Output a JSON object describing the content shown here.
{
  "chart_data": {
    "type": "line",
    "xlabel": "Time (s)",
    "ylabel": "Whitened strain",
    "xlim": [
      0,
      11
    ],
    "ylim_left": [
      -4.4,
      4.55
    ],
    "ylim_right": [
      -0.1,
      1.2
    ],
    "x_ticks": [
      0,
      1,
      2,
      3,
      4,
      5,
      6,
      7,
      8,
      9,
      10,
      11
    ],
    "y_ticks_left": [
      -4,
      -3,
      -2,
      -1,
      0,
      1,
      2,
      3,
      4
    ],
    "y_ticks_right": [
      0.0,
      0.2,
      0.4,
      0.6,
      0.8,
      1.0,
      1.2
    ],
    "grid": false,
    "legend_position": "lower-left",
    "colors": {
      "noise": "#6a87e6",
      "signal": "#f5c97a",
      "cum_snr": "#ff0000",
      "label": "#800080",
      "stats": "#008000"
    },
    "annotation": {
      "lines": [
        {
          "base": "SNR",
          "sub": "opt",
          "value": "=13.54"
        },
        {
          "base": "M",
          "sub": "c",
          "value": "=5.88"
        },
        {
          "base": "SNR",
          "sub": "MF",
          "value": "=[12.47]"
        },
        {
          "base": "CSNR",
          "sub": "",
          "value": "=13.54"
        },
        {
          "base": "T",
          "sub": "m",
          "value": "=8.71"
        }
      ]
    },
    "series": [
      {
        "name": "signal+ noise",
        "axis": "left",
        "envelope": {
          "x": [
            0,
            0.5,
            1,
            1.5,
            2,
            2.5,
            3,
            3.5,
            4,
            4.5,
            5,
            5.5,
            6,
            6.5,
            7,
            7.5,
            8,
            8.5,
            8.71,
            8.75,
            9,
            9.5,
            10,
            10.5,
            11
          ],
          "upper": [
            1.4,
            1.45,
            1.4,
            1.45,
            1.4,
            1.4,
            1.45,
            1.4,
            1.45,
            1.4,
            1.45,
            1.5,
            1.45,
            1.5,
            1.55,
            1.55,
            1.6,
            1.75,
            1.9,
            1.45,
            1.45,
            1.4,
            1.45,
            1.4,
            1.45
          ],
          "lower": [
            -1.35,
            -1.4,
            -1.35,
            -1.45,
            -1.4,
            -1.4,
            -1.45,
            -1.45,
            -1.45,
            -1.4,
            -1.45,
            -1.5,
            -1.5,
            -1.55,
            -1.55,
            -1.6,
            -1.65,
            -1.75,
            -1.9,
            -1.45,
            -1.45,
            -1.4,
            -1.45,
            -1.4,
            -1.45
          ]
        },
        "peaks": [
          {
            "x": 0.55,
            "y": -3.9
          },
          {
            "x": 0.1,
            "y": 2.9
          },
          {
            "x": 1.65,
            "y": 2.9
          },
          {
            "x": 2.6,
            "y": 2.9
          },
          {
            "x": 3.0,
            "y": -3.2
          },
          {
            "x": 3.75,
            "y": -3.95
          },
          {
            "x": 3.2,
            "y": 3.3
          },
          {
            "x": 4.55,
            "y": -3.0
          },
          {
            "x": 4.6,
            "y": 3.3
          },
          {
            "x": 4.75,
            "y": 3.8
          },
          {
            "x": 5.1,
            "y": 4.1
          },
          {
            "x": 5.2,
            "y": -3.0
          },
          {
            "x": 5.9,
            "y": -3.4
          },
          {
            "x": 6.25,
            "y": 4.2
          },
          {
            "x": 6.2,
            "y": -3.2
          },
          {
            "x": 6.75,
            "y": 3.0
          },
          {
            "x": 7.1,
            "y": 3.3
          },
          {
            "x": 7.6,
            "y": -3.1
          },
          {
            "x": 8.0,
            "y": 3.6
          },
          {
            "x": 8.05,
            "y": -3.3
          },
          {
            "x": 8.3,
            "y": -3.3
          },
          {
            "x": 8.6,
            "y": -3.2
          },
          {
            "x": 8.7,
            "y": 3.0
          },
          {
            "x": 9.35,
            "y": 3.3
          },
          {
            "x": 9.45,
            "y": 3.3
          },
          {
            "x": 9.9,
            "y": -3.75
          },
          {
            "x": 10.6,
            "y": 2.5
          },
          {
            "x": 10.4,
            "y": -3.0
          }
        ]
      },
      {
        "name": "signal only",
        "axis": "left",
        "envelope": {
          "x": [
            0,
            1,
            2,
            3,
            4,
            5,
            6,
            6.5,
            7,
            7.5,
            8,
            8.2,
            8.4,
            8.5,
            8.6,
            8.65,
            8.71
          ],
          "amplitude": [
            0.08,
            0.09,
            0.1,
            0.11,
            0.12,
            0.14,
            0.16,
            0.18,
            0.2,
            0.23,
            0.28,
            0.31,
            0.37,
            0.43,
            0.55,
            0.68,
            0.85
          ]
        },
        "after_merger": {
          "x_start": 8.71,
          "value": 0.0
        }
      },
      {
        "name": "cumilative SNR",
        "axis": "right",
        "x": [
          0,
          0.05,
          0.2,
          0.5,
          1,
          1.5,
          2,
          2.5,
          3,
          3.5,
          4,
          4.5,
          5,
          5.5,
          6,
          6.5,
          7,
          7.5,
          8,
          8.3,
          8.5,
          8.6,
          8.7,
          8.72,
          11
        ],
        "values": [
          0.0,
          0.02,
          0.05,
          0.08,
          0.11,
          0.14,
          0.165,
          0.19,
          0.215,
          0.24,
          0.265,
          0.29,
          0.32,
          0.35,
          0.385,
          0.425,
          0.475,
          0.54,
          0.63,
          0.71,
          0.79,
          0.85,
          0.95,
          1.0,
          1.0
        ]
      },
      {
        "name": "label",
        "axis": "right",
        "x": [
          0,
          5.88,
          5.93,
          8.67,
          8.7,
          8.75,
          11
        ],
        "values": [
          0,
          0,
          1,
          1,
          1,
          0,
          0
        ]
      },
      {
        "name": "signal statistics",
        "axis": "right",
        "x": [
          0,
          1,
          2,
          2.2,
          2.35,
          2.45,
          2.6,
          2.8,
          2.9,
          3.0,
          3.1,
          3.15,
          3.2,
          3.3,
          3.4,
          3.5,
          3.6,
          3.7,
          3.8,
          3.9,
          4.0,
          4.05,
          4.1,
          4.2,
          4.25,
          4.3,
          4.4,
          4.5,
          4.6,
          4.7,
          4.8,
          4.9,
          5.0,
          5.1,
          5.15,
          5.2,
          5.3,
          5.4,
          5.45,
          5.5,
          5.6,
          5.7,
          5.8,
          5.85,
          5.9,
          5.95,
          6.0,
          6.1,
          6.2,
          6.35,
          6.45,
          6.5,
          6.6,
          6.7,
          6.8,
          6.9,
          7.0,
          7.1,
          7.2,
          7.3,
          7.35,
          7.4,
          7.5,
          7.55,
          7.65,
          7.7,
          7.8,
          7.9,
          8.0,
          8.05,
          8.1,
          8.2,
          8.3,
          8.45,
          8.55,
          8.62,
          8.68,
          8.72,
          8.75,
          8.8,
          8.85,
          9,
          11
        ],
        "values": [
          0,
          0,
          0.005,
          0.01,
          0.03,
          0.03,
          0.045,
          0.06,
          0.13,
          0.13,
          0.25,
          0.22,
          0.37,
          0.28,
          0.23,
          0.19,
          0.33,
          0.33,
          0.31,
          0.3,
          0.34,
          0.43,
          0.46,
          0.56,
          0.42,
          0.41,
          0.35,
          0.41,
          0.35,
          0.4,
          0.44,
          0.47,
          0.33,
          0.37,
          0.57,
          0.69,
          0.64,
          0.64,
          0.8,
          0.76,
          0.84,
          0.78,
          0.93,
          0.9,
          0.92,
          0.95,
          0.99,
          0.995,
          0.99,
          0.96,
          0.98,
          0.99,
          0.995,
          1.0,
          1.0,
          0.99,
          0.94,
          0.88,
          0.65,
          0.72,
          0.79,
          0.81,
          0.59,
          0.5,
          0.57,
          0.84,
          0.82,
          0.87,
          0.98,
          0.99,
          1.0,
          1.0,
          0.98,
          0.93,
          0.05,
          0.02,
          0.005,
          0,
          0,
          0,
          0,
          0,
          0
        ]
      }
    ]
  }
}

#### THE TASK:
State how many lines in the records above contain the word "signal", giving only the number.

#### EXERCISE ANSWER:
4